• _Assignment_
Transcribe the listing below word for word but skip its images.

• _Given data_
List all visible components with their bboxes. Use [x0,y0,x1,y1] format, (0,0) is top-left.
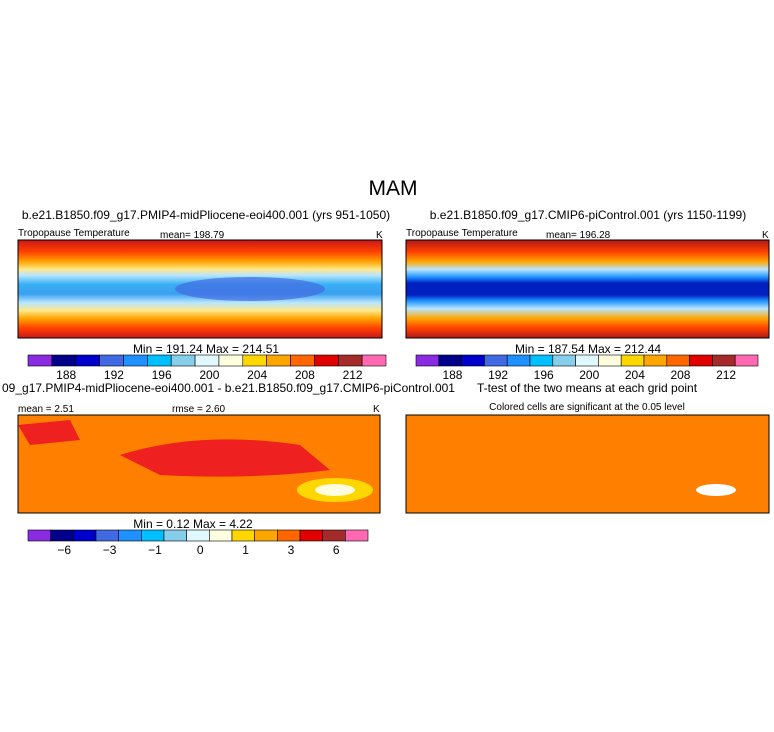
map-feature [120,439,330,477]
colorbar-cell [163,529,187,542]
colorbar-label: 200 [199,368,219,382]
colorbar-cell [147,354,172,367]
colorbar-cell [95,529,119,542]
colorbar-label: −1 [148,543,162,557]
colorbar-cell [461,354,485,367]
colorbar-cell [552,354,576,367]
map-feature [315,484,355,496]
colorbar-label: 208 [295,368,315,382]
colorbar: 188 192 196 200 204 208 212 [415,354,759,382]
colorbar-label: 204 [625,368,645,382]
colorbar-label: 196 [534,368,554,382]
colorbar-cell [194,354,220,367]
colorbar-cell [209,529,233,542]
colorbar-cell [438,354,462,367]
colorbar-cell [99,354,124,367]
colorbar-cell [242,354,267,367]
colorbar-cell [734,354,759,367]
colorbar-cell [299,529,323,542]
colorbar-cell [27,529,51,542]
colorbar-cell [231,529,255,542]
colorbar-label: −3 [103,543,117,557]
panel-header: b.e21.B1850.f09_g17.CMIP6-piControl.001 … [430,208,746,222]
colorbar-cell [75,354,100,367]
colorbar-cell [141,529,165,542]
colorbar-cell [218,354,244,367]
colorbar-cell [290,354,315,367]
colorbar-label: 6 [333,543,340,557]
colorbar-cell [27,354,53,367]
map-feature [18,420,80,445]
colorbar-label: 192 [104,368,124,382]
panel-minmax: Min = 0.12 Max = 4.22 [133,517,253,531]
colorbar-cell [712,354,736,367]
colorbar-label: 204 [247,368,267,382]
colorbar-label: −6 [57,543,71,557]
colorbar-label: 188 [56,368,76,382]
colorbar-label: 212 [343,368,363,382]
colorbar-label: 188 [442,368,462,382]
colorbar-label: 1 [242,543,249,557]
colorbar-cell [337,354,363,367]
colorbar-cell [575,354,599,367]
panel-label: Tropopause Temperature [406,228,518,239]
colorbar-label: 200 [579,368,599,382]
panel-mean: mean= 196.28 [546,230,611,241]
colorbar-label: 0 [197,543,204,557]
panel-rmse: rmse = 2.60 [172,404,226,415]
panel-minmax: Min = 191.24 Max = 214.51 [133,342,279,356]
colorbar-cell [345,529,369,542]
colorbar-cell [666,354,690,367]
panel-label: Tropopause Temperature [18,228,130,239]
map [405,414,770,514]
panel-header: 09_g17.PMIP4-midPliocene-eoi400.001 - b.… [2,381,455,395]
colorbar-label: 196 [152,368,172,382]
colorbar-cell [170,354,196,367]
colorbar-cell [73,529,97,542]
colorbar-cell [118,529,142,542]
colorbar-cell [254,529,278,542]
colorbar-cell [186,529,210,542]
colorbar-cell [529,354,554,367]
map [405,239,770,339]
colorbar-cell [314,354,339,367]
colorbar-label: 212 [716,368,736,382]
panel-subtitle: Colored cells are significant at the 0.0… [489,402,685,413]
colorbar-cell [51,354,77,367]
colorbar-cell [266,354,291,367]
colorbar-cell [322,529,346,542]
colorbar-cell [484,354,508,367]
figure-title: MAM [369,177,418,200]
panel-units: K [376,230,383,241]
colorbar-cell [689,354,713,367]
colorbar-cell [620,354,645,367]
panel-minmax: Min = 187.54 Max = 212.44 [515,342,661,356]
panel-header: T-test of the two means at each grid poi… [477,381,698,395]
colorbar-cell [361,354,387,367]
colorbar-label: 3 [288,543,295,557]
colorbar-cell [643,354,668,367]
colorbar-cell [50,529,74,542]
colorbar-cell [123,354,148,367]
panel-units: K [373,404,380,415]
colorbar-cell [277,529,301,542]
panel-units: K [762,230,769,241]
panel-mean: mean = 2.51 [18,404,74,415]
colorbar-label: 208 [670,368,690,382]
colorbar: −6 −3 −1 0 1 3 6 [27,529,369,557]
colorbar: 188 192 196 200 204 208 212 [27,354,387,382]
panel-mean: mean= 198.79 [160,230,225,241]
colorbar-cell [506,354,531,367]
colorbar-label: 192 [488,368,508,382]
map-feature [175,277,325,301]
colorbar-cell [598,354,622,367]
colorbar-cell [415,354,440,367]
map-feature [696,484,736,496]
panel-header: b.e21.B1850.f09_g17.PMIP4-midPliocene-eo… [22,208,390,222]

• _Solution_
List all visible components with their bboxes. Use [x0,y0,x1,y1] format, (0,0) is top-left.
map-feature [120,439,330,477]
colorbar-cell [163,529,187,542]
colorbar-label: 200 [199,368,219,382]
colorbar-cell [147,354,172,367]
colorbar-cell [95,529,119,542]
colorbar-label: −1 [148,543,162,557]
colorbar-cell [461,354,485,367]
colorbar-cell [552,354,576,367]
map-feature [315,484,355,496]
colorbar-label: 208 [295,368,315,382]
colorbar: 188 192 196 200 204 208 212 [415,354,759,382]
colorbar-label: 204 [625,368,645,382]
colorbar-label: 196 [534,368,554,382]
colorbar-cell [194,354,220,367]
colorbar-cell [209,529,233,542]
colorbar-cell [438,354,462,367]
colorbar-cell [99,354,124,367]
colorbar-cell [242,354,267,367]
colorbar-cell [734,354,759,367]
colorbar-cell [299,529,323,542]
colorbar-cell [27,529,51,542]
colorbar-cell [231,529,255,542]
colorbar-label: −3 [103,543,117,557]
panel-header: b.e21.B1850.f09_g17.CMIP6-piControl.001 … [430,208,746,222]
colorbar-cell [75,354,100,367]
colorbar-cell [141,529,165,542]
colorbar-cell [218,354,244,367]
colorbar-cell [290,354,315,367]
colorbar-label: 6 [333,543,340,557]
colorbar-cell [27,354,53,367]
map-feature [18,420,80,445]
colorbar-label: 192 [104,368,124,382]
panel-minmax: Min = 0.12 Max = 4.22 [133,517,253,531]
colorbar-cell [712,354,736,367]
colorbar-label: 204 [247,368,267,382]
colorbar-label: −6 [57,543,71,557]
colorbar-label: 188 [56,368,76,382]
colorbar-label: 212 [343,368,363,382]
colorbar-label: 188 [442,368,462,382]
colorbar-label: 1 [242,543,249,557]
colorbar-cell [337,354,363,367]
colorbar-cell [575,354,599,367]
panel-label: Tropopause Temperature [406,228,518,239]
colorbar-label: 200 [579,368,599,382]
panel-mean: mean= 196.28 [546,230,611,241]
colorbar-label: 0 [197,543,204,557]
panel-rmse: rmse = 2.60 [172,404,226,415]
panel-minmax: Min = 191.24 Max = 214.51 [133,342,279,356]
colorbar-cell [345,529,369,542]
colorbar-cell [666,354,690,367]
panel-label: Tropopause Temperature [18,228,130,239]
map [405,414,770,514]
panel-header: 09_g17.PMIP4-midPliocene-eoi400.001 - b.… [2,381,455,395]
colorbar-label: 196 [152,368,172,382]
colorbar-cell [170,354,196,367]
colorbar-cell [73,529,97,542]
colorbar-cell [118,529,142,542]
colorbar-cell [254,529,278,542]
colorbar-cell [186,529,210,542]
colorbar-cell [529,354,554,367]
map [405,239,770,339]
colorbar-cell [314,354,339,367]
colorbar-label: 212 [716,368,736,382]
panel-subtitle: Colored cells are significant at the 0.0… [489,402,685,413]
colorbar-cell [51,354,77,367]
colorbar-cell [266,354,291,367]
colorbar-cell [322,529,346,542]
colorbar-cell [484,354,508,367]
figure-title: MAM [369,177,418,200]
panel-units: K [376,230,383,241]
colorbar-cell [689,354,713,367]
colorbar-cell [620,354,645,367]
panel-minmax: Min = 187.54 Max = 212.44 [515,342,661,356]
panel-header: T-test of the two means at each grid poi… [477,381,698,395]
colorbar-cell [361,354,387,367]
colorbar-label: 3 [288,543,295,557]
colorbar-cell [643,354,668,367]
colorbar-cell [50,529,74,542]
colorbar-cell [123,354,148,367]
panel-units: K [373,404,380,415]
colorbar-cell [277,529,301,542]
panel-units: K [762,230,769,241]
panel-mean: mean = 2.51 [18,404,74,415]
colorbar-label: 208 [670,368,690,382]
colorbar: −6 −3 −1 0 1 3 6 [27,529,369,557]
colorbar: 188 192 196 200 204 208 212 [27,354,387,382]
panel-mean: mean= 198.79 [160,230,225,241]
colorbar-cell [506,354,531,367]
colorbar-label: 192 [488,368,508,382]
map-feature [175,277,325,301]
colorbar-cell [598,354,622,367]
colorbar-cell [415,354,440,367]
map-feature [696,484,736,496]
panel-header: b.e21.B1850.f09_g17.PMIP4-midPliocene-eo… [22,208,390,222]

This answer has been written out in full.